### Written request
Gather all lines with the word "plain" in them.

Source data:

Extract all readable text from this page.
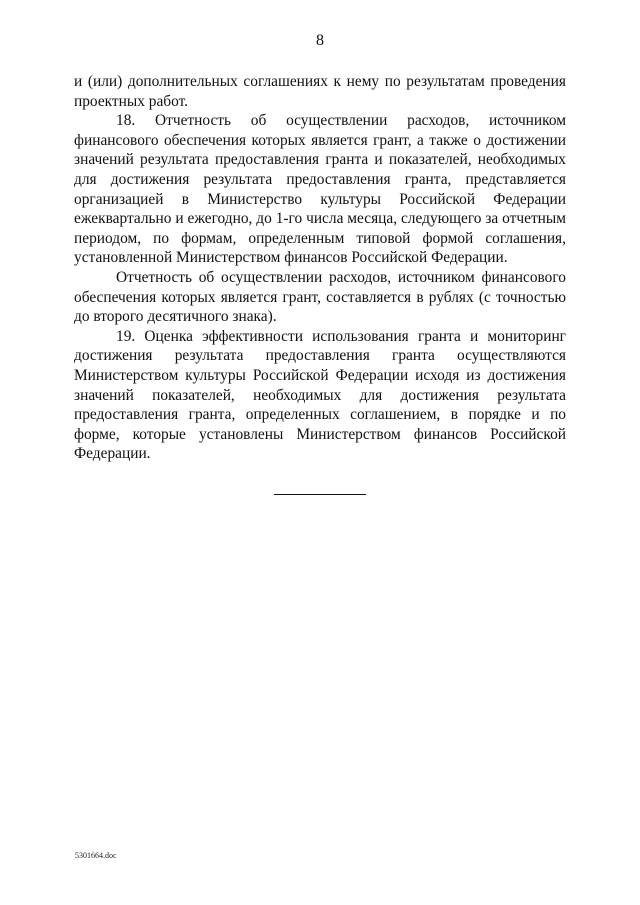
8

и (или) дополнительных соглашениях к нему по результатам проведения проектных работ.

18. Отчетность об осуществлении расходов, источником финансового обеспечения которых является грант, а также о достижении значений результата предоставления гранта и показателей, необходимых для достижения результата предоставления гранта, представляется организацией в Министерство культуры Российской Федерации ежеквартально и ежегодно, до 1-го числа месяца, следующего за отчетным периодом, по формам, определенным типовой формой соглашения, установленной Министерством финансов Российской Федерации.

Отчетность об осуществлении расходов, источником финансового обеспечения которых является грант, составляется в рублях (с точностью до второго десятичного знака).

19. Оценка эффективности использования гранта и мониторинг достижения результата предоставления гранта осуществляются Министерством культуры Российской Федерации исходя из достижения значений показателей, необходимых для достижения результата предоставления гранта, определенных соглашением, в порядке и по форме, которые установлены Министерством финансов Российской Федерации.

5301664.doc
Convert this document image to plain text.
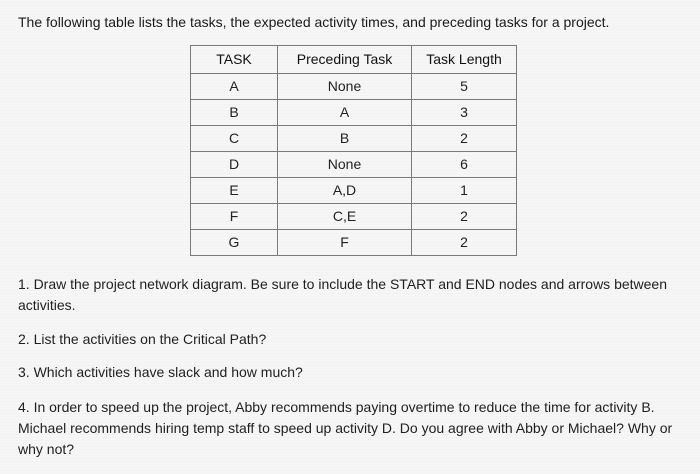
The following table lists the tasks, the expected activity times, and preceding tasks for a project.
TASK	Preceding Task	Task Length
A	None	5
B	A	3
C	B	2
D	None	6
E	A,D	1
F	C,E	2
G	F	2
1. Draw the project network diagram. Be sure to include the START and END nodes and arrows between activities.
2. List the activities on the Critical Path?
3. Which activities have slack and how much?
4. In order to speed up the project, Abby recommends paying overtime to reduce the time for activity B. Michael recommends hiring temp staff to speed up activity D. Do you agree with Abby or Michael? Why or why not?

==

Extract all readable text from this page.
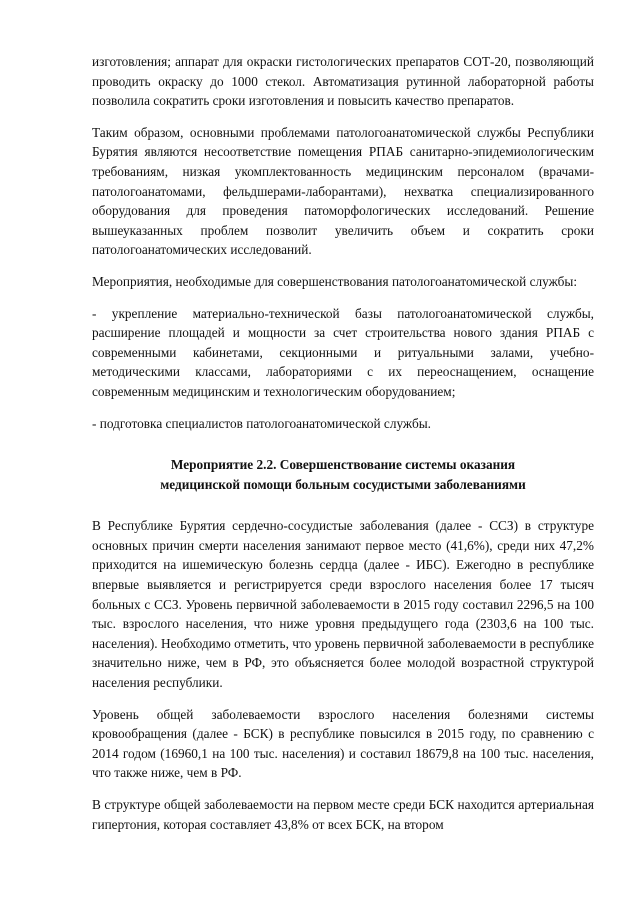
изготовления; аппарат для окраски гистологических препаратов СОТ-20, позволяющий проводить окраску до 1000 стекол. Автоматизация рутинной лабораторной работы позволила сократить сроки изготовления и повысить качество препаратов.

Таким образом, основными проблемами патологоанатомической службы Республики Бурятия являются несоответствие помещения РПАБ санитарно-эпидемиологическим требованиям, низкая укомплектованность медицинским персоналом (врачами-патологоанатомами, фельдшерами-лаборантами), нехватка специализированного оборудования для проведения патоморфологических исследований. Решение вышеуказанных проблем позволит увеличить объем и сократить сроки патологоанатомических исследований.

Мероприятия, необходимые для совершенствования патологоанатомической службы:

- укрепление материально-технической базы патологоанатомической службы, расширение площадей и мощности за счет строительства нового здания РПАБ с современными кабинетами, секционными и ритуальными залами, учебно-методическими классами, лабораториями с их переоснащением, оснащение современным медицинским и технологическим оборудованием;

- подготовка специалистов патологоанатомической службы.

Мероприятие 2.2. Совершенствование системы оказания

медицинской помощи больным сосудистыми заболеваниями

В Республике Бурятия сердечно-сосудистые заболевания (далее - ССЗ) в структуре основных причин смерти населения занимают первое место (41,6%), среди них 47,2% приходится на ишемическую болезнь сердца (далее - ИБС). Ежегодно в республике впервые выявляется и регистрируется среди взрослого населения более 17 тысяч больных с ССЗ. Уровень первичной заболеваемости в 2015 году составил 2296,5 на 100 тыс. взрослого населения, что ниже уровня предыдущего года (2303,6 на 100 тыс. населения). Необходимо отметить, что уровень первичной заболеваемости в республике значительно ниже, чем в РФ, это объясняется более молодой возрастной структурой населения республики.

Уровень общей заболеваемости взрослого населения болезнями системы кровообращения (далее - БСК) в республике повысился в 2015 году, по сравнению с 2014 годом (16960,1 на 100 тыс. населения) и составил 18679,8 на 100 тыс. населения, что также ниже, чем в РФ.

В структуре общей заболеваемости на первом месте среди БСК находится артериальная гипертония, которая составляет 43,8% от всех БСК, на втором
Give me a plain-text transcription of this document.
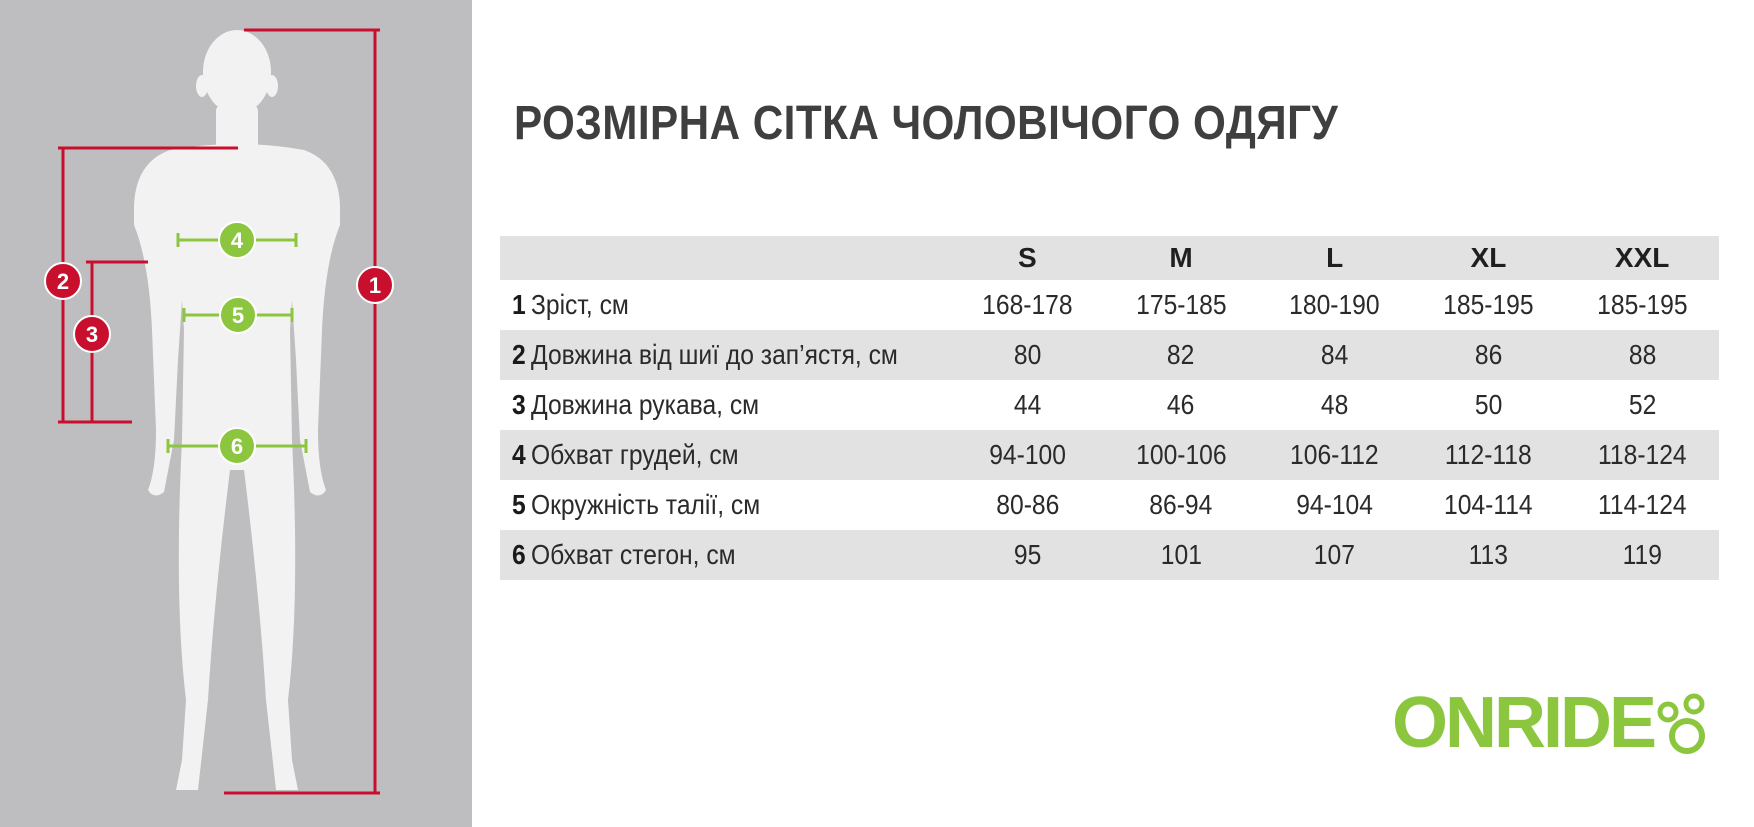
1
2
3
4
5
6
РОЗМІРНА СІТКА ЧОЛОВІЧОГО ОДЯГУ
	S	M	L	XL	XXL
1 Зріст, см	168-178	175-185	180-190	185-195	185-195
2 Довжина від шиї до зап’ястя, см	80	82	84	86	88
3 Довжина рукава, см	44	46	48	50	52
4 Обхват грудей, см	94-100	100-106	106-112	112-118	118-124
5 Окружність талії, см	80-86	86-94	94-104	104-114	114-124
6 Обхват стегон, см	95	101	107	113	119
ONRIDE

### Solution to the problem
Convert this document image to plain text.
Give me a plain-text transcription of this document.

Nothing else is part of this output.